**RECORDS:**
....

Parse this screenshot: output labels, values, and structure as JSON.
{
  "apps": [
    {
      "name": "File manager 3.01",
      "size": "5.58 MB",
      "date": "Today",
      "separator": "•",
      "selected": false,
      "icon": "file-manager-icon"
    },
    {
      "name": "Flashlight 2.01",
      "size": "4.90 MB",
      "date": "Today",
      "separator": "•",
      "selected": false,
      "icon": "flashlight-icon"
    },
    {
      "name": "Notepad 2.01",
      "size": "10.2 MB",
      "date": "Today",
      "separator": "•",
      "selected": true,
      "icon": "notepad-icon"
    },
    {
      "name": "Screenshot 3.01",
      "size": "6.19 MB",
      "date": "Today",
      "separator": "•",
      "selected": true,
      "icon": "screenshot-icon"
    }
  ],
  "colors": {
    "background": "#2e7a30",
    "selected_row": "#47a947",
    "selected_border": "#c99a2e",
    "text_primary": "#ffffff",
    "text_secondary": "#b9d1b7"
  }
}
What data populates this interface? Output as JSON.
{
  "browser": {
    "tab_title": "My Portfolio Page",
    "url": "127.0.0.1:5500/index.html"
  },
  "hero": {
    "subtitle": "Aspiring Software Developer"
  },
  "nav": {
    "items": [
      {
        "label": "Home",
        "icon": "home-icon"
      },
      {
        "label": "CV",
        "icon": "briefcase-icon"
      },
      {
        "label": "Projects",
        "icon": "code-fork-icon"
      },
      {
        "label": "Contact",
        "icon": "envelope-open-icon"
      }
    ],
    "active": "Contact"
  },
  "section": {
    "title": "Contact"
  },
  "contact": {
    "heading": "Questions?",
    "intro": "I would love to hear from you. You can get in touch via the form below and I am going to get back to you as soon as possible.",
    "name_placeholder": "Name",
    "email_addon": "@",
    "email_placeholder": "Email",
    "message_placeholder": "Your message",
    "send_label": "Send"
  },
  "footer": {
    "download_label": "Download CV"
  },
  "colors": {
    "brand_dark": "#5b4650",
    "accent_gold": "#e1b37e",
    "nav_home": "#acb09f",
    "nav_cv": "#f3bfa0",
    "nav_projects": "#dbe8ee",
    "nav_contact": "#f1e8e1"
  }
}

....

**YOUR TASK:**
Set down every record above exactly as given.

**EXERCISE RESPONSE:**
Parse this screenshot: output labels, values, and structure as JSON.
{
  "apps": [
    {
      "name": "File manager 3.01",
      "size": "5.58 MB",
      "date": "Today",
      "separator": "•",
      "selected": false,
      "icon": "file-manager-icon"
    },
    {
      "name": "Flashlight 2.01",
      "size": "4.90 MB",
      "date": "Today",
      "separator": "•",
      "selected": false,
      "icon": "flashlight-icon"
    },
    {
      "name": "Notepad 2.01",
      "size": "10.2 MB",
      "date": "Today",
      "separator": "•",
      "selected": true,
      "icon": "notepad-icon"
    },
    {
      "name": "Screenshot 3.01",
      "size": "6.19 MB",
      "date": "Today",
      "separator": "•",
      "selected": true,
      "icon": "screenshot-icon"
    }
  ],
  "colors": {
    "background": "#2e7a30",
    "selected_row": "#47a947",
    "selected_border": "#c99a2e",
    "text_primary": "#ffffff",
    "text_secondary": "#b9d1b7"
  }
}
What data populates this interface? Output as JSON.
{
  "browser": {
    "tab_title": "My Portfolio Page",
    "url": "127.0.0.1:5500/index.html"
  },
  "hero": {
    "subtitle": "Aspiring Software Developer"
  },
  "nav": {
    "items": [
      {
        "label": "Home",
        "icon": "home-icon"
      },
      {
        "label": "CV",
        "icon": "briefcase-icon"
      },
      {
        "label": "Projects",
        "icon": "code-fork-icon"
      },
      {
        "label": "Contact",
        "icon": "envelope-open-icon"
      }
    ],
    "active": "Contact"
  },
  "section": {
    "title": "Contact"
  },
  "contact": {
    "heading": "Questions?",
    "intro": "I would love to hear from you. You can get in touch via the form below and I am going to get back to you as soon as possible.",
    "name_placeholder": "Name",
    "email_addon": "@",
    "email_placeholder": "Email",
    "message_placeholder": "Your message",
    "send_label": "Send"
  },
  "footer": {
    "download_label": "Download CV"
  },
  "colors": {
    "brand_dark": "#5b4650",
    "accent_gold": "#e1b37e",
    "nav_home": "#acb09f",
    "nav_cv": "#f3bfa0",
    "nav_projects": "#dbe8ee",
    "nav_contact": "#f1e8e1"
  }
}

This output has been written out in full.